━━━ SUPPLIED DATA

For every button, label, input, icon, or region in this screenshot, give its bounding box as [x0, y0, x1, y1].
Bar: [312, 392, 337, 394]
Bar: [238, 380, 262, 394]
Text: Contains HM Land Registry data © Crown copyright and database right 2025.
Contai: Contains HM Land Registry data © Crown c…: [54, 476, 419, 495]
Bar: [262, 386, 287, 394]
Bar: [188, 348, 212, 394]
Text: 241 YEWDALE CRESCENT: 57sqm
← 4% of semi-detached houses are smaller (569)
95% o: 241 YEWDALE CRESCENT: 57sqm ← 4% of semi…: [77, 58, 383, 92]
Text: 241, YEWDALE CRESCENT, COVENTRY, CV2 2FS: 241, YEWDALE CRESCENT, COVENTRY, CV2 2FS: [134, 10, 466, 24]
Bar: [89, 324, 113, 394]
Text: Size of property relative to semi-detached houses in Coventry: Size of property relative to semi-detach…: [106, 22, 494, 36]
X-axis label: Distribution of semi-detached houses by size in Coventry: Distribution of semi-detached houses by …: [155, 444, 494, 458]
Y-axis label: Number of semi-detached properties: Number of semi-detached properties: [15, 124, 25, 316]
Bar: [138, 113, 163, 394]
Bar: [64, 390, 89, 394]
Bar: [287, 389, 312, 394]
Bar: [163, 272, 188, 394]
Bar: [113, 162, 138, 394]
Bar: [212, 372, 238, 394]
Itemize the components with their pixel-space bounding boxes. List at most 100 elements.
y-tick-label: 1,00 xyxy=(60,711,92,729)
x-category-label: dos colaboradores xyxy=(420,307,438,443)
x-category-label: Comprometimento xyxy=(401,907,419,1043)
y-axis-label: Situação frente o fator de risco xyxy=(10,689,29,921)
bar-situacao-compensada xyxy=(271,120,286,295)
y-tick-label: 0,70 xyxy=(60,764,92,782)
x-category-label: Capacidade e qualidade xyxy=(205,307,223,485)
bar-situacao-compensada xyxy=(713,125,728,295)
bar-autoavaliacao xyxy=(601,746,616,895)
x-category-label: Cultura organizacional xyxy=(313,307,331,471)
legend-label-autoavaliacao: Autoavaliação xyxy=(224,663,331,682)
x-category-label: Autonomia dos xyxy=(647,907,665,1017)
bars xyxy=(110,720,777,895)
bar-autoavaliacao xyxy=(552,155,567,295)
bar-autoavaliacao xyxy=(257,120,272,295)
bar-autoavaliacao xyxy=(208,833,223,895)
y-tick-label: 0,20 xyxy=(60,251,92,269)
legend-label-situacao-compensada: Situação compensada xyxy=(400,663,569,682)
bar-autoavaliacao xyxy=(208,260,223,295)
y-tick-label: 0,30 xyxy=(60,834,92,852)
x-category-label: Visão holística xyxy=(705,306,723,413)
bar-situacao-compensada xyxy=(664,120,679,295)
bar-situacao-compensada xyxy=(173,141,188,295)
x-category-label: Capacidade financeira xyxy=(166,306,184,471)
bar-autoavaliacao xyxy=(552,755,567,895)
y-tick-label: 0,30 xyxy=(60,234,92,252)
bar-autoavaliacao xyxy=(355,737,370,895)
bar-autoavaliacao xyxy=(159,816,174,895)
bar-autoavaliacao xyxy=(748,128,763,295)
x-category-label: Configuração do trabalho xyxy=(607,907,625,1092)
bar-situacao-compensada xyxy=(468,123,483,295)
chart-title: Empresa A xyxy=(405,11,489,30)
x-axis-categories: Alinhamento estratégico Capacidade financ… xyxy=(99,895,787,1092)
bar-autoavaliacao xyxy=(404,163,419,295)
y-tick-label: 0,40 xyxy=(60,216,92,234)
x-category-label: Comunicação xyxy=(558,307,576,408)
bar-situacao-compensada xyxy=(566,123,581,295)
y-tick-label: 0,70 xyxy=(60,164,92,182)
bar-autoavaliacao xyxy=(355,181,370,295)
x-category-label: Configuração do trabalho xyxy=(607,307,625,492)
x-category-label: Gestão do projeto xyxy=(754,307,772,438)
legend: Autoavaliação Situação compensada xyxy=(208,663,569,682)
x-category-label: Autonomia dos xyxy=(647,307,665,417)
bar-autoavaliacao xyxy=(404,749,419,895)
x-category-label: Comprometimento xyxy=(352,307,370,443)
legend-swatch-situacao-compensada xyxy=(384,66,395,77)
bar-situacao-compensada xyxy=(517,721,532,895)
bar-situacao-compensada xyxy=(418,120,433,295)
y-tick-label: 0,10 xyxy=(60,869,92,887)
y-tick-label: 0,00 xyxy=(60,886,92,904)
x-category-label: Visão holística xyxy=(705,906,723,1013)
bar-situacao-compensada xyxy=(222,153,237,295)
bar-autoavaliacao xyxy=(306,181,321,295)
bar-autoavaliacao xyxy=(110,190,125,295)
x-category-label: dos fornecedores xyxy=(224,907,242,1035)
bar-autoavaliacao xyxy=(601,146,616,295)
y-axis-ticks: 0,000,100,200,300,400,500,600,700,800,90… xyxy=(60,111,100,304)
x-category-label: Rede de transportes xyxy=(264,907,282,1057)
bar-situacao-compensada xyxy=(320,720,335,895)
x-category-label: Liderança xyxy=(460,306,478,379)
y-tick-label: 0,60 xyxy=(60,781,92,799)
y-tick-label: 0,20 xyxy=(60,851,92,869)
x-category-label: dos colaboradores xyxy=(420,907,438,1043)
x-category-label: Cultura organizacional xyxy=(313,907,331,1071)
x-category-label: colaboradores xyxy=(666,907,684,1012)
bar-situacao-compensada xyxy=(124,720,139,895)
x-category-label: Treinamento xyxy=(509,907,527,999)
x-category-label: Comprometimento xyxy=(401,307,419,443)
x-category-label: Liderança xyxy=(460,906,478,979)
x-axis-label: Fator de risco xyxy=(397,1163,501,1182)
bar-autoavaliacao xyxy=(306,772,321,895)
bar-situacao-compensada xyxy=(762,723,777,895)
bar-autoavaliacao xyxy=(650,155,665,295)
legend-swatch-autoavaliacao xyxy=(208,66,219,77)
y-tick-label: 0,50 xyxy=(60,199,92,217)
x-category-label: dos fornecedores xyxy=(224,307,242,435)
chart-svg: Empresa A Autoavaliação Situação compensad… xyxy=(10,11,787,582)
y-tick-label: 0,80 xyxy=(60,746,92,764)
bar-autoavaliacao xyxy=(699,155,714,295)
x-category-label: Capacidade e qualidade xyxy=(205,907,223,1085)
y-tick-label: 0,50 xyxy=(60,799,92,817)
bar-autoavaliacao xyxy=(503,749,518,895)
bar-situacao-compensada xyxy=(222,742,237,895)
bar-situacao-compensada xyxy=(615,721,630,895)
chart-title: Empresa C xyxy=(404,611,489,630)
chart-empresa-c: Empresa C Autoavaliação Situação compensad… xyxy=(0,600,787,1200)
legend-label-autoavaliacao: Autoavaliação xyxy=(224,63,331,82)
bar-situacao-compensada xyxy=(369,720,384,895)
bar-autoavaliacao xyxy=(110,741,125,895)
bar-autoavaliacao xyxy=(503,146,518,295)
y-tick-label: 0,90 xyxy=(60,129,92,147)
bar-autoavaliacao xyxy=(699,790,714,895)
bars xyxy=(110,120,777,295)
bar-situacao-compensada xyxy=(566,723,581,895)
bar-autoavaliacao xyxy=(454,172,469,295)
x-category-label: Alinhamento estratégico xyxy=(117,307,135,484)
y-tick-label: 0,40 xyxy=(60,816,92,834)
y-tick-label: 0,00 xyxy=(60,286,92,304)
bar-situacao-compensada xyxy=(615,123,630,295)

━━━━━━

AIM - Print all of the entries above again, reproducing every line without alteration.

THE COMPLETED TASK -
For every button, label, input, icon, or region in this screenshot, give its bounding box as [x0, y0, x1, y1].
Bar: [312, 392, 337, 394]
Bar: [238, 380, 262, 394]
Text: Contains HM Land Registry data © Crown copyright and database right 2025.
Contai: Contains HM Land Registry data © Crown c…: [54, 476, 419, 495]
Bar: [262, 386, 287, 394]
Bar: [188, 348, 212, 394]
Text: 241 YEWDALE CRESCENT: 57sqm
← 4% of semi-detached houses are smaller (569)
95% o: 241 YEWDALE CRESCENT: 57sqm ← 4% of semi…: [77, 58, 383, 92]
Text: 241, YEWDALE CRESCENT, COVENTRY, CV2 2FS: 241, YEWDALE CRESCENT, COVENTRY, CV2 2FS: [134, 10, 466, 24]
Bar: [89, 324, 113, 394]
Text: Size of property relative to semi-detached houses in Coventry: Size of property relative to semi-detach…: [106, 22, 494, 36]
X-axis label: Distribution of semi-detached houses by size in Coventry: Distribution of semi-detached houses by …: [155, 444, 494, 458]
Y-axis label: Number of semi-detached properties: Number of semi-detached properties: [15, 124, 25, 316]
Bar: [138, 113, 163, 394]
Bar: [64, 390, 89, 394]
Bar: [287, 389, 312, 394]
Bar: [163, 272, 188, 394]
Bar: [113, 162, 138, 394]
Bar: [212, 372, 238, 394]
Itemize the components with their pixel-space bounding boxes. List at most 100 elements.
y-tick-label: 1,00 xyxy=(60,711,92,729)
x-category-label: dos colaboradores xyxy=(420,307,438,443)
x-category-label: Comprometimento xyxy=(401,907,419,1043)
y-axis-label: Situação frente o fator de risco xyxy=(10,689,29,921)
bar-situacao-compensada xyxy=(271,120,286,295)
y-tick-label: 0,70 xyxy=(60,764,92,782)
x-category-label: Capacidade e qualidade xyxy=(205,307,223,485)
bar-situacao-compensada xyxy=(713,125,728,295)
bar-autoavaliacao xyxy=(601,746,616,895)
x-category-label: Cultura organizacional xyxy=(313,307,331,471)
legend-label-autoavaliacao: Autoavaliação xyxy=(224,663,331,682)
x-category-label: Autonomia dos xyxy=(647,907,665,1017)
bars xyxy=(110,720,777,895)
bar-autoavaliacao xyxy=(552,155,567,295)
bar-autoavaliacao xyxy=(257,120,272,295)
bar-autoavaliacao xyxy=(208,833,223,895)
y-tick-label: 0,20 xyxy=(60,251,92,269)
legend-label-situacao-compensada: Situação compensada xyxy=(400,663,569,682)
bar-autoavaliacao xyxy=(208,260,223,295)
y-tick-label: 0,30 xyxy=(60,834,92,852)
x-category-label: Visão holística xyxy=(705,306,723,413)
bar-situacao-compensada xyxy=(664,120,679,295)
bar-situacao-compensada xyxy=(173,141,188,295)
x-category-label: Capacidade financeira xyxy=(166,306,184,471)
bar-autoavaliacao xyxy=(552,755,567,895)
y-tick-label: 0,30 xyxy=(60,234,92,252)
bar-autoavaliacao xyxy=(355,737,370,895)
bar-autoavaliacao xyxy=(159,816,174,895)
bar-autoavaliacao xyxy=(748,128,763,295)
x-category-label: Configuração do trabalho xyxy=(607,907,625,1092)
bar-situacao-compensada xyxy=(468,123,483,295)
chart-title: Empresa A xyxy=(405,11,489,30)
x-axis-categories: Alinhamento estratégico Capacidade financ… xyxy=(99,895,787,1092)
bar-autoavaliacao xyxy=(404,163,419,295)
y-tick-label: 0,40 xyxy=(60,216,92,234)
x-category-label: Comunicação xyxy=(558,307,576,408)
bar-situacao-compensada xyxy=(566,123,581,295)
y-tick-label: 0,70 xyxy=(60,164,92,182)
bar-autoavaliacao xyxy=(355,181,370,295)
x-category-label: Configuração do trabalho xyxy=(607,307,625,492)
x-category-label: Gestão do projeto xyxy=(754,307,772,438)
legend: Autoavaliação Situação compensada xyxy=(208,663,569,682)
x-category-label: Autonomia dos xyxy=(647,307,665,417)
bar-autoavaliacao xyxy=(404,749,419,895)
x-category-label: Comprometimento xyxy=(352,307,370,443)
legend-swatch-situacao-compensada xyxy=(384,66,395,77)
bar-situacao-compensada xyxy=(517,721,532,895)
bar-situacao-compensada xyxy=(418,120,433,295)
y-tick-label: 0,10 xyxy=(60,869,92,887)
y-tick-label: 0,00 xyxy=(60,886,92,904)
x-category-label: Visão holística xyxy=(705,906,723,1013)
bar-situacao-compensada xyxy=(222,153,237,295)
bar-autoavaliacao xyxy=(306,181,321,295)
bar-autoavaliacao xyxy=(110,190,125,295)
x-category-label: dos fornecedores xyxy=(224,907,242,1035)
bar-autoavaliacao xyxy=(601,146,616,295)
y-axis-ticks: 0,000,100,200,300,400,500,600,700,800,90… xyxy=(60,111,100,304)
x-category-label: Rede de transportes xyxy=(264,907,282,1057)
bar-situacao-compensada xyxy=(320,720,335,895)
x-category-label: Liderança xyxy=(460,306,478,379)
y-tick-label: 0,60 xyxy=(60,781,92,799)
y-tick-label: 0,20 xyxy=(60,851,92,869)
x-category-label: dos colaboradores xyxy=(420,907,438,1043)
x-category-label: Cultura organizacional xyxy=(313,907,331,1071)
x-category-label: colaboradores xyxy=(666,907,684,1012)
bar-situacao-compensada xyxy=(124,720,139,895)
x-category-label: Treinamento xyxy=(509,907,527,999)
x-category-label: Comprometimento xyxy=(401,307,419,443)
x-category-label: Liderança xyxy=(460,906,478,979)
x-axis-label: Fator de risco xyxy=(397,1163,501,1182)
bar-autoavaliacao xyxy=(306,772,321,895)
bar-situacao-compensada xyxy=(762,723,777,895)
bar-autoavaliacao xyxy=(650,155,665,295)
legend-swatch-autoavaliacao xyxy=(208,66,219,77)
y-tick-label: 0,50 xyxy=(60,199,92,217)
x-category-label: dos fornecedores xyxy=(224,307,242,435)
chart-svg: Empresa A Autoavaliação Situação compensad… xyxy=(10,11,787,582)
y-tick-label: 0,80 xyxy=(60,746,92,764)
bar-autoavaliacao xyxy=(699,155,714,295)
x-category-label: Capacidade e qualidade xyxy=(205,907,223,1085)
y-tick-label: 0,50 xyxy=(60,799,92,817)
bar-autoavaliacao xyxy=(503,749,518,895)
bar-situacao-compensada xyxy=(222,742,237,895)
bar-situacao-compensada xyxy=(615,721,630,895)
chart-title: Empresa C xyxy=(404,611,489,630)
chart-empresa-c: Empresa C Autoavaliação Situação compensad… xyxy=(0,600,787,1200)
legend-label-autoavaliacao: Autoavaliação xyxy=(224,63,331,82)
bar-situacao-compensada xyxy=(369,720,384,895)
bar-autoavaliacao xyxy=(110,741,125,895)
bar-autoavaliacao xyxy=(503,146,518,295)
y-tick-label: 0,90 xyxy=(60,129,92,147)
bar-autoavaliacao xyxy=(699,790,714,895)
bars xyxy=(110,120,777,295)
bar-situacao-compensada xyxy=(566,723,581,895)
bar-autoavaliacao xyxy=(454,172,469,295)
x-category-label: Alinhamento estratégico xyxy=(117,307,135,484)
y-tick-label: 0,40 xyxy=(60,816,92,834)
y-tick-label: 0,00 xyxy=(60,286,92,304)
bar-situacao-compensada xyxy=(615,123,630,295)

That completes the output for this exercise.